**TASK REQUIREMENTS:** Rewrite the lines of these records, renaming "interactable" to "clickable" and keeping everything else unchanged. Omit the pictures from your answer.

[Element and coordinate records]
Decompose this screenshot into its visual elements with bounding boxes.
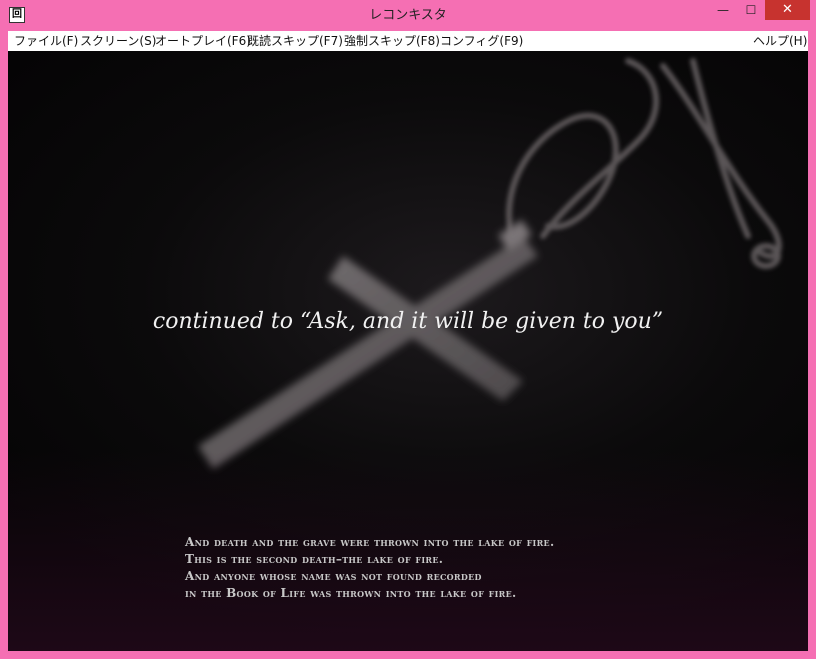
menu-help[interactable]: ヘルプ(H)	[753, 31, 807, 51]
verse-line-4: in the Book of Life was thrown into the …	[185, 586, 517, 600]
maximize-button[interactable]: ☐	[737, 0, 765, 20]
verse-line-3: And anyone whose name was not found reco…	[185, 569, 482, 583]
menu-force-skip[interactable]: 強制スキップ(F8)	[344, 31, 440, 51]
menu-config[interactable]: コンフィグ(F9)	[440, 31, 523, 51]
menu-read-skip[interactable]: 既読スキップ(F7)	[247, 31, 343, 51]
window-title: レコンキスタ	[369, 8, 447, 23]
game-screen[interactable]: continued to “Ask, and it will be given …	[8, 51, 808, 651]
app-window: 回 レコンキスタ — ☐ ✕ ファイル(F) スクリーン(S) オートプレイ(F…	[0, 0, 816, 659]
menu-autoplay[interactable]: オートプレイ(F6)	[155, 31, 251, 51]
menu-file[interactable]: ファイル(F)	[14, 31, 78, 51]
bottom-tint	[8, 451, 808, 651]
verse-line-1: And death and the grave were thrown into…	[185, 535, 555, 549]
menu-screen[interactable]: スクリーン(S)	[80, 31, 156, 51]
menu-bar: ファイル(F) スクリーン(S) オートプレイ(F6) 既読スキップ(F7) 強…	[8, 31, 808, 51]
minimize-button[interactable]: —	[709, 0, 737, 20]
scene-caption: continued to “Ask, and it will be given …	[152, 309, 664, 334]
verse-line-2: This is the second death–the lake of fir…	[185, 552, 444, 566]
close-button[interactable]: ✕	[765, 0, 810, 20]
title-bar[interactable]: 回 レコンキスタ — ☐ ✕	[0, 0, 816, 31]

**COMPLETE ANSWER:**
Decompose this screenshot into its visual elements with bounding boxes.
menu-help[clickable]: ヘルプ(H)	[753, 31, 807, 51]
verse-line-4: in the Book of Life was thrown into the …	[185, 586, 517, 600]
maximize-button[clickable]: ☐	[737, 0, 765, 20]
verse-line-3: And anyone whose name was not found reco…	[185, 569, 482, 583]
menu-force-skip[clickable]: 強制スキップ(F8)	[344, 31, 440, 51]
menu-config[clickable]: コンフィグ(F9)	[440, 31, 523, 51]
menu-read-skip[clickable]: 既読スキップ(F7)	[247, 31, 343, 51]
window-title: レコンキスタ	[369, 8, 447, 23]
game-screen[clickable]: continued to “Ask, and it will be given …	[8, 51, 808, 651]
app-window: 回 レコンキスタ — ☐ ✕ ファイル(F) スクリーン(S) オートプレイ(F…	[0, 0, 816, 659]
menu-autoplay[clickable]: オートプレイ(F6)	[155, 31, 251, 51]
menu-file[clickable]: ファイル(F)	[14, 31, 78, 51]
bottom-tint	[8, 451, 808, 651]
verse-line-1: And death and the grave were thrown into…	[185, 535, 555, 549]
menu-screen[clickable]: スクリーン(S)	[80, 31, 156, 51]
menu-bar: ファイル(F) スクリーン(S) オートプレイ(F6) 既読スキップ(F7) 強…	[8, 31, 808, 51]
minimize-button[clickable]: —	[709, 0, 737, 20]
scene-caption: continued to “Ask, and it will be given …	[152, 309, 664, 334]
verse-line-2: This is the second death–the lake of fir…	[185, 552, 444, 566]
close-button[clickable]: ✕	[765, 0, 810, 20]
title-bar[clickable]: 回 レコンキスタ — ☐ ✕	[0, 0, 816, 31]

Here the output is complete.